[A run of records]
#####
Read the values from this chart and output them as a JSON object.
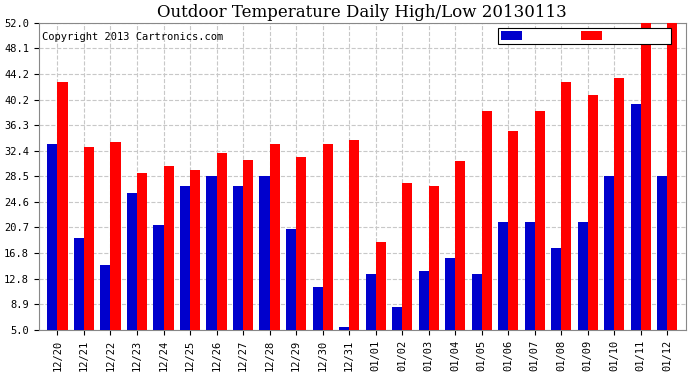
{
  "title": "Outdoor Temperature Daily High/Low 20130113",
  "copyright": "Copyright 2013 Cartronics.com",
  "ylim": [
    5.0,
    52.0
  ],
  "yticks": [
    5.0,
    8.9,
    12.8,
    16.8,
    20.7,
    24.6,
    28.5,
    32.4,
    36.3,
    40.2,
    44.2,
    48.1,
    52.0
  ],
  "categories": [
    "12/20",
    "12/21",
    "12/22",
    "12/23",
    "12/24",
    "12/25",
    "12/26",
    "12/27",
    "12/28",
    "12/29",
    "12/30",
    "12/31",
    "01/01",
    "01/02",
    "01/03",
    "01/04",
    "01/05",
    "01/06",
    "01/07",
    "01/08",
    "01/09",
    "01/10",
    "01/11",
    "01/12"
  ],
  "high": [
    43.0,
    33.0,
    33.8,
    29.0,
    30.0,
    29.5,
    32.0,
    31.0,
    33.5,
    31.5,
    33.5,
    34.0,
    18.5,
    27.5,
    27.0,
    30.8,
    38.5,
    35.5,
    38.5,
    43.0,
    41.0,
    43.5,
    52.0,
    52.0
  ],
  "low": [
    33.5,
    19.0,
    15.0,
    26.0,
    21.0,
    27.0,
    28.5,
    27.0,
    28.5,
    20.5,
    11.5,
    5.5,
    13.5,
    8.5,
    14.0,
    16.0,
    13.5,
    21.5,
    21.5,
    17.5,
    21.5,
    28.5,
    39.5,
    28.5
  ],
  "high_color": "#ff0000",
  "low_color": "#0000cc",
  "bg_color": "#ffffff",
  "plot_bg_color": "#ffffff",
  "grid_color": "#c8c8c8",
  "title_fontsize": 12,
  "copyright_fontsize": 7.5,
  "tick_fontsize": 7.5,
  "bar_width": 0.38,
  "figwidth": 6.9,
  "figheight": 3.75,
  "dpi": 100
}
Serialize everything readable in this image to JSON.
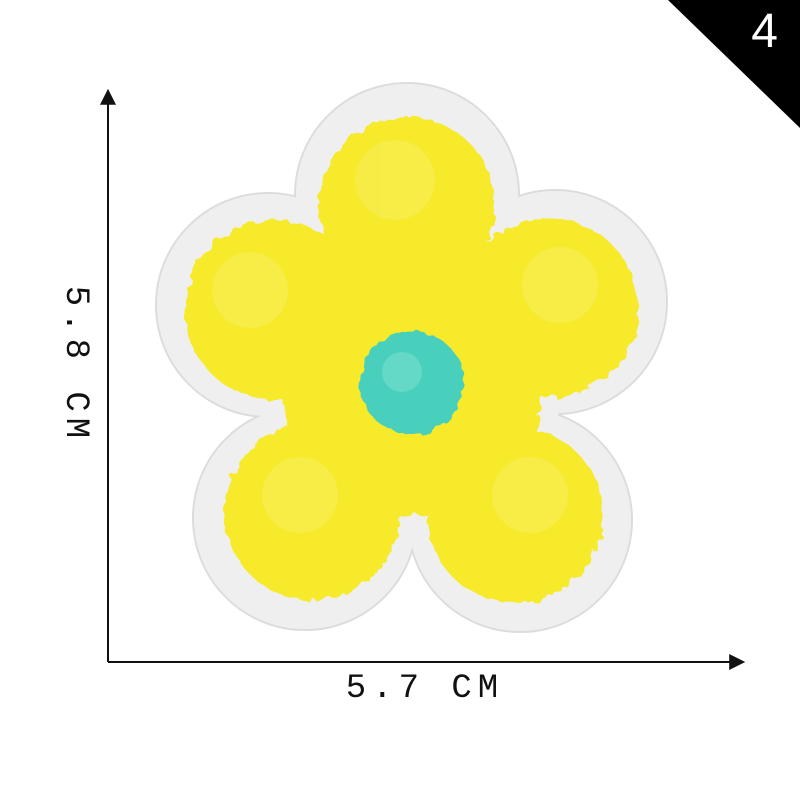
#####
Job —
Pick out every line above that holds the word "ffffff" and copy it.

Reply to the exercise —
  "bg_color": "#ffffff",
  "plot_bg_color": "#ffffff",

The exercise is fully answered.